[Lines of data]
— BEGIN —

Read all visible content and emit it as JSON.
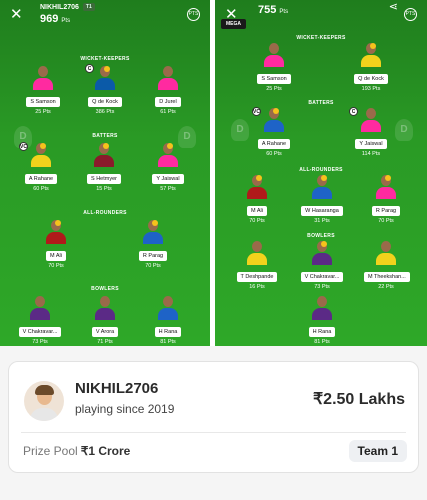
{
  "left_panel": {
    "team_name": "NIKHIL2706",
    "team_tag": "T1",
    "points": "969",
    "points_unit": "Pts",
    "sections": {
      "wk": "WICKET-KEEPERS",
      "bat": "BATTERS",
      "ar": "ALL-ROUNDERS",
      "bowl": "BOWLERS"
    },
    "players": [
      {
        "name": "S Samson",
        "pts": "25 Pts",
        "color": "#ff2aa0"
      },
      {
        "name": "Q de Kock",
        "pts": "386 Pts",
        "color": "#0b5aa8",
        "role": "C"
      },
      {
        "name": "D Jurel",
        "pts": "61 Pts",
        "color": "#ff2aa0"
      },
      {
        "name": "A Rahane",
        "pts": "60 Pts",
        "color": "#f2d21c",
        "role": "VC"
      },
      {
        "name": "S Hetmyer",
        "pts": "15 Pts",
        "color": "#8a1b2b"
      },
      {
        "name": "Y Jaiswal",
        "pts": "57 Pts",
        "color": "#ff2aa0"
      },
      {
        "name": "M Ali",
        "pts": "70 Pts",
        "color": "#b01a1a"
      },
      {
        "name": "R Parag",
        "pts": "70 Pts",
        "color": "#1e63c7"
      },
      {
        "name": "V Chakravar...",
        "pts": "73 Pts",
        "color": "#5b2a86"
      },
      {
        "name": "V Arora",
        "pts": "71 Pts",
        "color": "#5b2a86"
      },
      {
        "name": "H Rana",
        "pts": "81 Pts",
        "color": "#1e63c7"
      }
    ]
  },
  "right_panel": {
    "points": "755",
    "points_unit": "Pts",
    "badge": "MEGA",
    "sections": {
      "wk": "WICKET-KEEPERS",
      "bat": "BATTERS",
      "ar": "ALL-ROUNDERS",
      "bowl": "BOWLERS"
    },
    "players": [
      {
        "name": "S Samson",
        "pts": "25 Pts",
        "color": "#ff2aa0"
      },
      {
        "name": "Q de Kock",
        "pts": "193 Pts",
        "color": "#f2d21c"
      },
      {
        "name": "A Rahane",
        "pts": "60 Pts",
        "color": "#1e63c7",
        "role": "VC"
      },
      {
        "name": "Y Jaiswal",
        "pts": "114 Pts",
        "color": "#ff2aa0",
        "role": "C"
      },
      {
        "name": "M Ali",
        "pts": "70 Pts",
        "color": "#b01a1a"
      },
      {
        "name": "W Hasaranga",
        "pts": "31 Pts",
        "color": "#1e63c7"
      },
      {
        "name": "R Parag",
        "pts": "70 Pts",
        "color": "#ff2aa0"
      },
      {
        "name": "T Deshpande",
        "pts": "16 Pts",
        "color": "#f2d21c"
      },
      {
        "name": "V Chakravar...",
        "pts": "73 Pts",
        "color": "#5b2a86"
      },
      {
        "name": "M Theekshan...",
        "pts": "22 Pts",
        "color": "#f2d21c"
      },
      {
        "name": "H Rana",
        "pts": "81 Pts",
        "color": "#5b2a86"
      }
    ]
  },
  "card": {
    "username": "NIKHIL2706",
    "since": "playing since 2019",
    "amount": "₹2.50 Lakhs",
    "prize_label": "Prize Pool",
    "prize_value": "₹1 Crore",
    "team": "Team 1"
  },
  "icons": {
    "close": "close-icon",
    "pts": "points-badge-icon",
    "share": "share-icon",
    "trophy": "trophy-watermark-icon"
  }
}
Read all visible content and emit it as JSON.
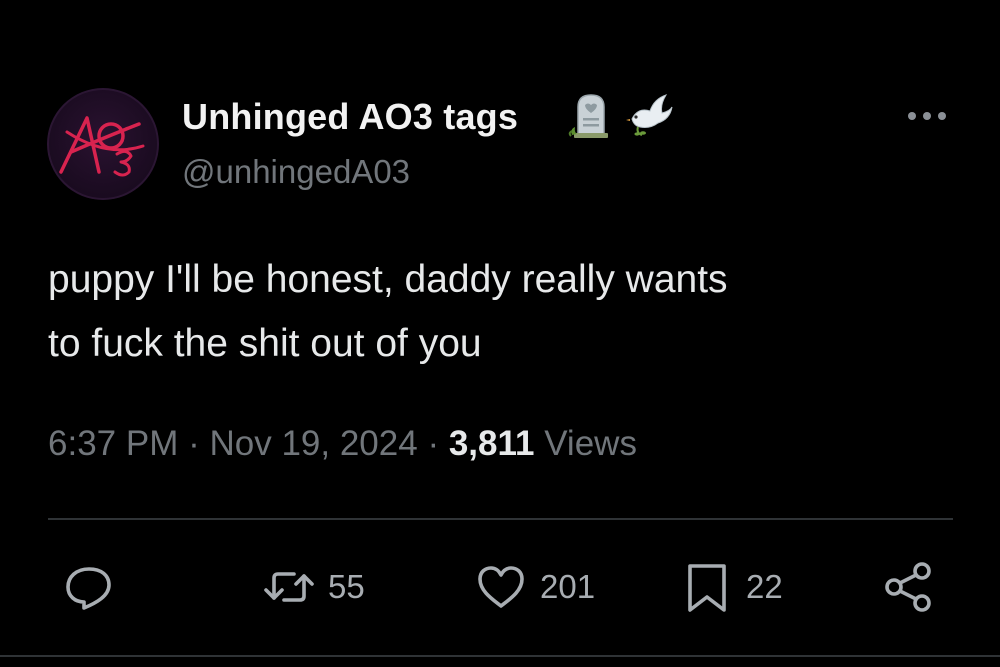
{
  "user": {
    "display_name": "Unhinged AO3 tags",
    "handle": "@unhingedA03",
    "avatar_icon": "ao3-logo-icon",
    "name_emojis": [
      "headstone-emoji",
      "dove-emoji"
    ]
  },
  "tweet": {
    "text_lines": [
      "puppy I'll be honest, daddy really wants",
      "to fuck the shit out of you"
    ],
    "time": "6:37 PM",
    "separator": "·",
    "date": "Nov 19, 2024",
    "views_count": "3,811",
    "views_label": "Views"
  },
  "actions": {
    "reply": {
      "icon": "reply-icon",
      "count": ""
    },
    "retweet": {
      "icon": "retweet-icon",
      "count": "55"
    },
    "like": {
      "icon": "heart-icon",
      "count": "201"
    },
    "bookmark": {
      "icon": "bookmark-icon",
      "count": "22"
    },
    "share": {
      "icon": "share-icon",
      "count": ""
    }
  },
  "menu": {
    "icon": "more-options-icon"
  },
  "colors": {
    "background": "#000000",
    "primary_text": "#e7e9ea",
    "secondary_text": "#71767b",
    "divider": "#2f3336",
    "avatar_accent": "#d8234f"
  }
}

— END —

__Aim of the exercise__
Transcribe the whole listing, character for character, but not its images.

__Written response__
Read all visible content and emit it as JSON.
{
  "left_panel": {
    "team_name": "NIKHIL2706",
    "team_tag": "T1",
    "points": "969",
    "points_unit": "Pts",
    "sections": {
      "wk": "WICKET-KEEPERS",
      "bat": "BATTERS",
      "ar": "ALL-ROUNDERS",
      "bowl": "BOWLERS"
    },
    "players": [
      {
        "name": "S Samson",
        "pts": "25 Pts",
        "color": "#ff2aa0"
      },
      {
        "name": "Q de Kock",
        "pts": "386 Pts",
        "color": "#0b5aa8",
        "role": "C"
      },
      {
        "name": "D Jurel",
        "pts": "61 Pts",
        "color": "#ff2aa0"
      },
      {
        "name": "A Rahane",
        "pts": "60 Pts",
        "color": "#f2d21c",
        "role": "VC"
      },
      {
        "name": "S Hetmyer",
        "pts": "15 Pts",
        "color": "#8a1b2b"
      },
      {
        "name": "Y Jaiswal",
        "pts": "57 Pts",
        "color": "#ff2aa0"
      },
      {
        "name": "M Ali",
        "pts": "70 Pts",
        "color": "#b01a1a"
      },
      {
        "name": "R Parag",
        "pts": "70 Pts",
        "color": "#1e63c7"
      },
      {
        "name": "V Chakravar...",
        "pts": "73 Pts",
        "color": "#5b2a86"
      },
      {
        "name": "V Arora",
        "pts": "71 Pts",
        "color": "#5b2a86"
      },
      {
        "name": "H Rana",
        "pts": "81 Pts",
        "color": "#1e63c7"
      }
    ]
  },
  "right_panel": {
    "points": "755",
    "points_unit": "Pts",
    "badge": "MEGA",
    "sections": {
      "wk": "WICKET-KEEPERS",
      "bat": "BATTERS",
      "ar": "ALL-ROUNDERS",
      "bowl": "BOWLERS"
    },
    "players": [
      {
        "name": "S Samson",
        "pts": "25 Pts",
        "color": "#ff2aa0"
      },
      {
        "name": "Q de Kock",
        "pts": "193 Pts",
        "color": "#f2d21c"
      },
      {
        "name": "A Rahane",
        "pts": "60 Pts",
        "color": "#1e63c7",
        "role": "VC"
      },
      {
        "name": "Y Jaiswal",
        "pts": "114 Pts",
        "color": "#ff2aa0",
        "role": "C"
      },
      {
        "name": "M Ali",
        "pts": "70 Pts",
        "color": "#b01a1a"
      },
      {
        "name": "W Hasaranga",
        "pts": "31 Pts",
        "color": "#1e63c7"
      },
      {
        "name": "R Parag",
        "pts": "70 Pts",
        "color": "#ff2aa0"
      },
      {
        "name": "T Deshpande",
        "pts": "16 Pts",
        "color": "#f2d21c"
      },
      {
        "name": "V Chakravar...",
        "pts": "73 Pts",
        "color": "#5b2a86"
      },
      {
        "name": "M Theekshan...",
        "pts": "22 Pts",
        "color": "#f2d21c"
      },
      {
        "name": "H Rana",
        "pts": "81 Pts",
        "color": "#5b2a86"
      }
    ]
  },
  "card": {
    "username": "NIKHIL2706",
    "since": "playing since 2019",
    "amount": "₹2.50 Lakhs",
    "prize_label": "Prize Pool",
    "prize_value": "₹1 Crore",
    "team": "Team 1"
  },
  "icons": {
    "close": "close-icon",
    "pts": "points-badge-icon",
    "share": "share-icon",
    "trophy": "trophy-watermark-icon"
  }
}
Read all visible content and emit it as JSON.
{
  "user": {
    "display_name": "Unhinged AO3 tags",
    "handle": "@unhingedA03",
    "avatar_icon": "ao3-logo-icon",
    "name_emojis": [
      "headstone-emoji",
      "dove-emoji"
    ]
  },
  "tweet": {
    "text_lines": [
      "puppy I'll be honest, daddy really wants",
      "to fuck the shit out of you"
    ],
    "time": "6:37 PM",
    "separator": "·",
    "date": "Nov 19, 2024",
    "views_count": "3,811",
    "views_label": "Views"
  },
  "actions": {
    "reply": {
      "icon": "reply-icon",
      "count": ""
    },
    "retweet": {
      "icon": "retweet-icon",
      "count": "55"
    },
    "like": {
      "icon": "heart-icon",
      "count": "201"
    },
    "bookmark": {
      "icon": "bookmark-icon",
      "count": "22"
    },
    "share": {
      "icon": "share-icon",
      "count": ""
    }
  },
  "menu": {
    "icon": "more-options-icon"
  },
  "colors": {
    "background": "#000000",
    "primary_text": "#e7e9ea",
    "secondary_text": "#71767b",
    "divider": "#2f3336",
    "avatar_accent": "#d8234f"
  }
}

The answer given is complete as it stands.